--- What to produce ---
Output the records exactly as they appear, with no pictures included.

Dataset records
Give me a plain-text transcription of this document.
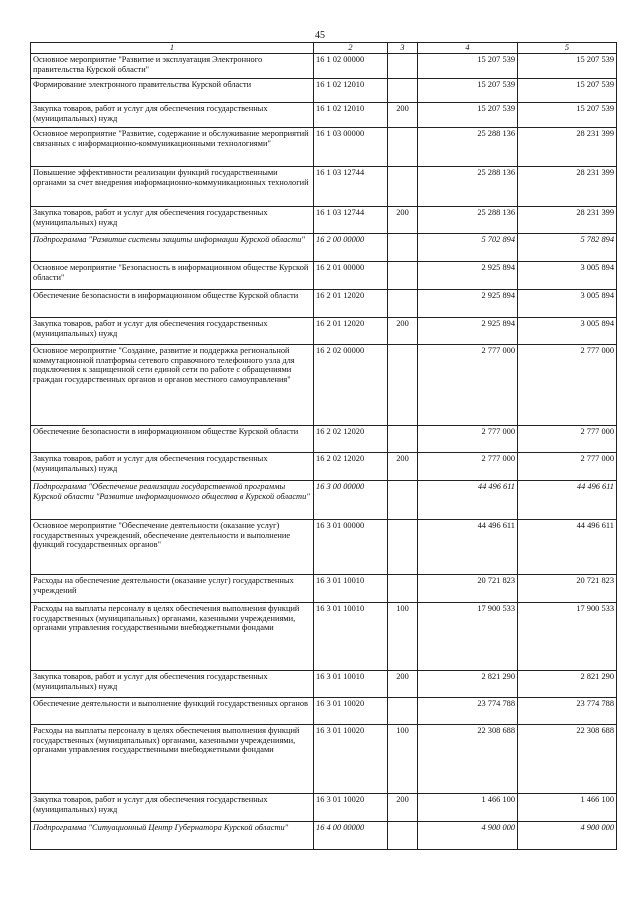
45
1	2	3	4	5
Основное мероприятие "Развитие и эксплуатация Электронного правительства Курской области"	16 1 02 00000		15 207 539	15 207 539
Формирование электронного правительства Курской области	16 1 02 12010		15 207 539	15 207 539
Закупка товаров, работ и услуг для обеспечения государственных (муниципальных) нужд	16 1 02 12010	200	15 207 539	15 207 539
Основное мероприятие "Развитие, содержание и обслуживание мероприятий связанных с информационно-коммуникационными технологиями"	16 1 03 00000		25 288 136	28 231 399
Повышение эффективности реализации функций государственными органами за счет внедрения информационно-коммуникационных технологий	16 1 03 12744		25 288 136	28 231 399
Закупка товаров, работ и услуг для обеспечения государственных (муниципальных) нужд	16 1 03 12744	200	25 288 136	28 231 399
Подпрограмма "Развитие системы защиты информации Курской области"	16 2 00 00000		5 702 894	5 782 894
Основное мероприятие "Безопасность в информационном обществе Курской области"	16 2 01 00000		2 925 894	3 005 894
Обеспечение безопасности в информационном обществе Курской области	16 2 01 12020		2 925 894	3 005 894
Закупка товаров, работ и услуг для обеспечения государственных (муниципальных) нужд	16 2 01 12020	200	2 925 894	3 005 894
Основное мероприятие "Создание, развитие и поддержка региональной коммутационной платформы сетевого справочного телефонного узла для подключения к защищенной сети единой сети по работе с обращениями граждан государственных органов и органов местного самоуправления"	16 2 02 00000		2 777 000	2 777 000
Обеспечение безопасности в информационном обществе Курской области	16 2 02 12020		2 777 000	2 777 000
Закупка товаров, работ и услуг для обеспечения государственных (муниципальных) нужд	16 2 02 12020	200	2 777 000	2 777 000
Подпрограмма "Обеспечение реализации государственной программы Курской области "Развитие информационного общества в Курской области"	16 3 00 00000		44 496 611	44 496 611
Основное мероприятие "Обеспечение деятельности (оказание услуг) государственных учреждений, обеспечение деятельности и выполнение функций государственных органов"	16 3 01 00000		44 496 611	44 496 611
Расходы на обеспечение деятельности (оказание услуг) государственных учреждений	16 3 01 10010		20 721 823	20 721 823
Расходы на выплаты персоналу в целях обеспечения выполнения функций государственных (муниципальных) органами, казенными учреждениями, органами управления государственными внебюджетными фондами	16 3 01 10010	100	17 900 533	17 900 533
Закупка товаров, работ и услуг для обеспечения государственных (муниципальных) нужд	16 3 01 10010	200	2 821 290	2 821 290
Обеспечение деятельности и выполнение функций государственных органов	16 3 01 10020		23 774 788	23 774 788
Расходы на выплаты персоналу в целях обеспечения выполнения функций государственных (муниципальных) органами, казенными учреждениями, органами управления государственными внебюджетными фондами	16 3 01 10020	100	22 308 688	22 308 688
Закупка товаров, работ и услуг для обеспечения государственных (муниципальных) нужд	16 3 01 10020	200	1 466 100	1 466 100
Подпрограмма "Ситуационный Центр Губернатора Курской области"	16 4 00 00000		4 900 000	4 900 000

--- Written answer ---
Give me a plain-text transcription of this document.
45
1	2	3	4	5
Основное мероприятие "Развитие и эксплуатация Электронного правительства Курской области"	16 1 02 00000		15 207 539	15 207 539
Формирование электронного правительства Курской области	16 1 02 12010		15 207 539	15 207 539
Закупка товаров, работ и услуг для обеспечения государственных (муниципальных) нужд	16 1 02 12010	200	15 207 539	15 207 539
Основное мероприятие "Развитие, содержание и обслуживание мероприятий связанных с информационно-коммуникационными технологиями"	16 1 03 00000		25 288 136	28 231 399
Повышение эффективности реализации функций государственными органами за счет внедрения информационно-коммуникационных технологий	16 1 03 12744		25 288 136	28 231 399
Закупка товаров, работ и услуг для обеспечения государственных (муниципальных) нужд	16 1 03 12744	200	25 288 136	28 231 399
Подпрограмма "Развитие системы защиты информации Курской области"	16 2 00 00000		5 702 894	5 782 894
Основное мероприятие "Безопасность в информационном обществе Курской области"	16 2 01 00000		2 925 894	3 005 894
Обеспечение безопасности в информационном обществе Курской области	16 2 01 12020		2 925 894	3 005 894
Закупка товаров, работ и услуг для обеспечения государственных (муниципальных) нужд	16 2 01 12020	200	2 925 894	3 005 894
Основное мероприятие "Создание, развитие и поддержка региональной коммутационной платформы сетевого справочного телефонного узла для подключения к защищенной сети единой сети по работе с обращениями граждан государственных органов и органов местного самоуправления"	16 2 02 00000		2 777 000	2 777 000
Обеспечение безопасности в информационном обществе Курской области	16 2 02 12020		2 777 000	2 777 000
Закупка товаров, работ и услуг для обеспечения государственных (муниципальных) нужд	16 2 02 12020	200	2 777 000	2 777 000
Подпрограмма "Обеспечение реализации государственной программы Курской области "Развитие информационного общества в Курской области"	16 3 00 00000		44 496 611	44 496 611
Основное мероприятие "Обеспечение деятельности (оказание услуг) государственных учреждений, обеспечение деятельности и выполнение функций государственных органов"	16 3 01 00000		44 496 611	44 496 611
Расходы на обеспечение деятельности (оказание услуг) государственных учреждений	16 3 01 10010		20 721 823	20 721 823
Расходы на выплаты персоналу в целях обеспечения выполнения функций государственных (муниципальных) органами, казенными учреждениями, органами управления государственными внебюджетными фондами	16 3 01 10010	100	17 900 533	17 900 533
Закупка товаров, работ и услуг для обеспечения государственных (муниципальных) нужд	16 3 01 10010	200	2 821 290	2 821 290
Обеспечение деятельности и выполнение функций государственных органов	16 3 01 10020		23 774 788	23 774 788
Расходы на выплаты персоналу в целях обеспечения выполнения функций государственных (муниципальных) органами, казенными учреждениями, органами управления государственными внебюджетными фондами	16 3 01 10020	100	22 308 688	22 308 688
Закупка товаров, работ и услуг для обеспечения государственных (муниципальных) нужд	16 3 01 10020	200	1 466 100	1 466 100
Подпрограмма "Ситуационный Центр Губернатора Курской области"	16 4 00 00000		4 900 000	4 900 000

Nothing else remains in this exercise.